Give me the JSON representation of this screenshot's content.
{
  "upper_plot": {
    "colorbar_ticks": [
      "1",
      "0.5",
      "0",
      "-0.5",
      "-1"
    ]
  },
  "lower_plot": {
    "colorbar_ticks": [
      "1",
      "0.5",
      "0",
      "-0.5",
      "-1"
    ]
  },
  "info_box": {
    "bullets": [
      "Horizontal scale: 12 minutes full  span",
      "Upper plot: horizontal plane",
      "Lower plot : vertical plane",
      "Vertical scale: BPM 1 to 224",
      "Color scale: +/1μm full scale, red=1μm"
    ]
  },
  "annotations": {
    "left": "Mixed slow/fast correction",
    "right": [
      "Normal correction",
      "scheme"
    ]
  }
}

☆ ☆ ☆ ☆ ☆

## PROBLEM DESCRIPTION:
Retype all of the material above with every character intact.

## EXERCISE RESPONSE:
Give me the JSON representation of this screenshot's content.
{
  "upper_plot": {
    "colorbar_ticks": [
      "1",
      "0.5",
      "0",
      "-0.5",
      "-1"
    ]
  },
  "lower_plot": {
    "colorbar_ticks": [
      "1",
      "0.5",
      "0",
      "-0.5",
      "-1"
    ]
  },
  "info_box": {
    "bullets": [
      "Horizontal scale: 12 minutes full  span",
      "Upper plot: horizontal plane",
      "Lower plot : vertical plane",
      "Vertical scale: BPM 1 to 224",
      "Color scale: +/1μm full scale, red=1μm"
    ]
  },
  "annotations": {
    "left": "Mixed slow/fast correction",
    "right": [
      "Normal correction",
      "scheme"
    ]
  }
}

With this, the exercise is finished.